--- BEGIN ---

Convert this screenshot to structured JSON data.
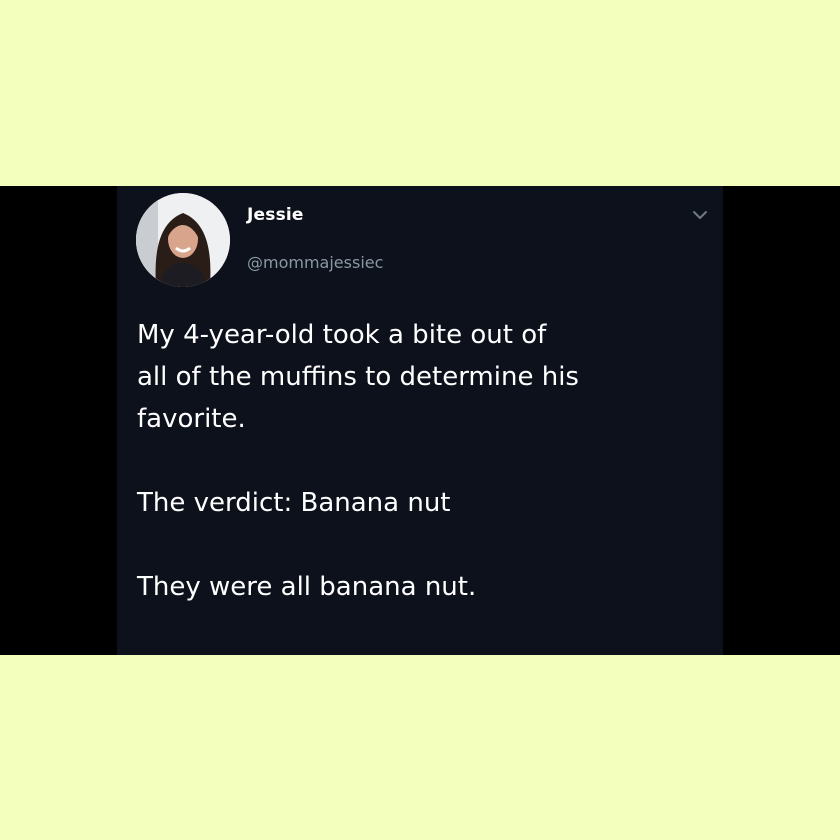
{
  "tweet": {
    "display_name": "Jessie",
    "handle": "@mommajessiec",
    "paragraphs": [
      "My 4-year-old took a bite out of\nall of the muffins to determine his\nfavorite.",
      "The verdict: Banana nut",
      "They were all banana nut."
    ],
    "menu_icon": "chevron-down-icon",
    "avatar_icon": "profile-photo"
  },
  "colors": {
    "background_frame": "#f2ffbd",
    "card_background": "#0c111b",
    "text_primary": "#ffffff",
    "text_secondary": "#8b98a5"
  }
}
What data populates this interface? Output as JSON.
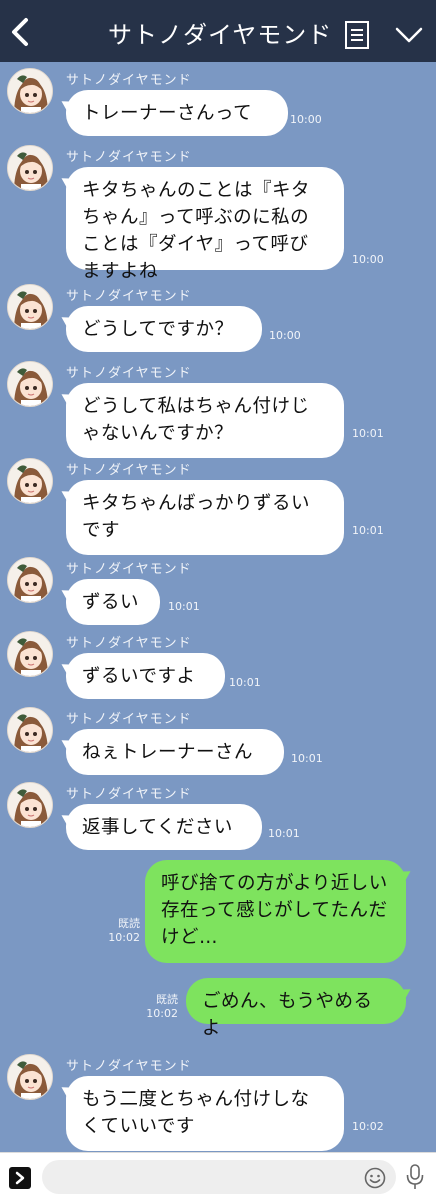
{
  "header": {
    "title": "サトノダイヤモンド",
    "back_icon": "chevron-left-icon",
    "menu_icon": "notes-icon",
    "dropdown_icon": "chevron-down-icon"
  },
  "sender_name": "サトノダイヤモンド",
  "messages": [
    {
      "side": "in",
      "text": "トレーナーさんって",
      "time": "10:00"
    },
    {
      "side": "in",
      "text": "キタちゃんのことは『キタ\nちゃん』って呼ぶのに私の\nことは『ダイヤ』って呼び\nますよね",
      "time": "10:00"
    },
    {
      "side": "in",
      "text": "どうしてですか？",
      "time": "10:00"
    },
    {
      "side": "in",
      "text": "どうして私はちゃん付けじ\nゃないんですか？",
      "time": "10:01"
    },
    {
      "side": "in",
      "text": "キタちゃんばっかりずるい\nです",
      "time": "10:01"
    },
    {
      "side": "in",
      "text": "ずるい",
      "time": "10:01"
    },
    {
      "side": "in",
      "text": "ずるいですよ",
      "time": "10:01"
    },
    {
      "side": "in",
      "text": "ねぇトレーナーさん",
      "time": "10:01"
    },
    {
      "side": "in",
      "text": "返事してください",
      "time": "10:01"
    },
    {
      "side": "out",
      "text": "呼び捨ての方がより近しい\n存在って感じがしてたんだ\nけど…",
      "read": "既読",
      "time": "10:02"
    },
    {
      "side": "out",
      "text": "ごめん、もうやめるよ",
      "read": "既読",
      "time": "10:02"
    },
    {
      "side": "in",
      "text": "もう二度とちゃん付けしな\nくていいです",
      "time": "10:02"
    }
  ],
  "footer": {
    "expand_icon": "expand-arrow-icon",
    "input_value": "",
    "input_placeholder": "",
    "emoji_icon": "smiley-icon",
    "mic_icon": "microphone-icon"
  },
  "colors": {
    "background": "#7b98c3",
    "header": "#263248",
    "incoming_bubble": "#ffffff",
    "outgoing_bubble": "#7ee35e"
  }
}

--- END ---

To do:
From the line containing "What data populates" through the end of the entries, quote each line exactly and nothing else, excluding all pictures.

Final result:
What data populates this interface? Output as JSON.
{
  "header": {
    "title": "サトノダイヤモンド",
    "back_icon": "chevron-left-icon",
    "menu_icon": "notes-icon",
    "dropdown_icon": "chevron-down-icon"
  },
  "sender_name": "サトノダイヤモンド",
  "messages": [
    {
      "side": "in",
      "text": "トレーナーさんって",
      "time": "10:00"
    },
    {
      "side": "in",
      "text": "キタちゃんのことは『キタ\nちゃん』って呼ぶのに私の\nことは『ダイヤ』って呼び\nますよね",
      "time": "10:00"
    },
    {
      "side": "in",
      "text": "どうしてですか？",
      "time": "10:00"
    },
    {
      "side": "in",
      "text": "どうして私はちゃん付けじ\nゃないんですか？",
      "time": "10:01"
    },
    {
      "side": "in",
      "text": "キタちゃんばっかりずるい\nです",
      "time": "10:01"
    },
    {
      "side": "in",
      "text": "ずるい",
      "time": "10:01"
    },
    {
      "side": "in",
      "text": "ずるいですよ",
      "time": "10:01"
    },
    {
      "side": "in",
      "text": "ねぇトレーナーさん",
      "time": "10:01"
    },
    {
      "side": "in",
      "text": "返事してください",
      "time": "10:01"
    },
    {
      "side": "out",
      "text": "呼び捨ての方がより近しい\n存在って感じがしてたんだ\nけど…",
      "read": "既読",
      "time": "10:02"
    },
    {
      "side": "out",
      "text": "ごめん、もうやめるよ",
      "read": "既読",
      "time": "10:02"
    },
    {
      "side": "in",
      "text": "もう二度とちゃん付けしな\nくていいです",
      "time": "10:02"
    }
  ],
  "footer": {
    "expand_icon": "expand-arrow-icon",
    "input_value": "",
    "input_placeholder": "",
    "emoji_icon": "smiley-icon",
    "mic_icon": "microphone-icon"
  },
  "colors": {
    "background": "#7b98c3",
    "header": "#263248",
    "incoming_bubble": "#ffffff",
    "outgoing_bubble": "#7ee35e"
  }
}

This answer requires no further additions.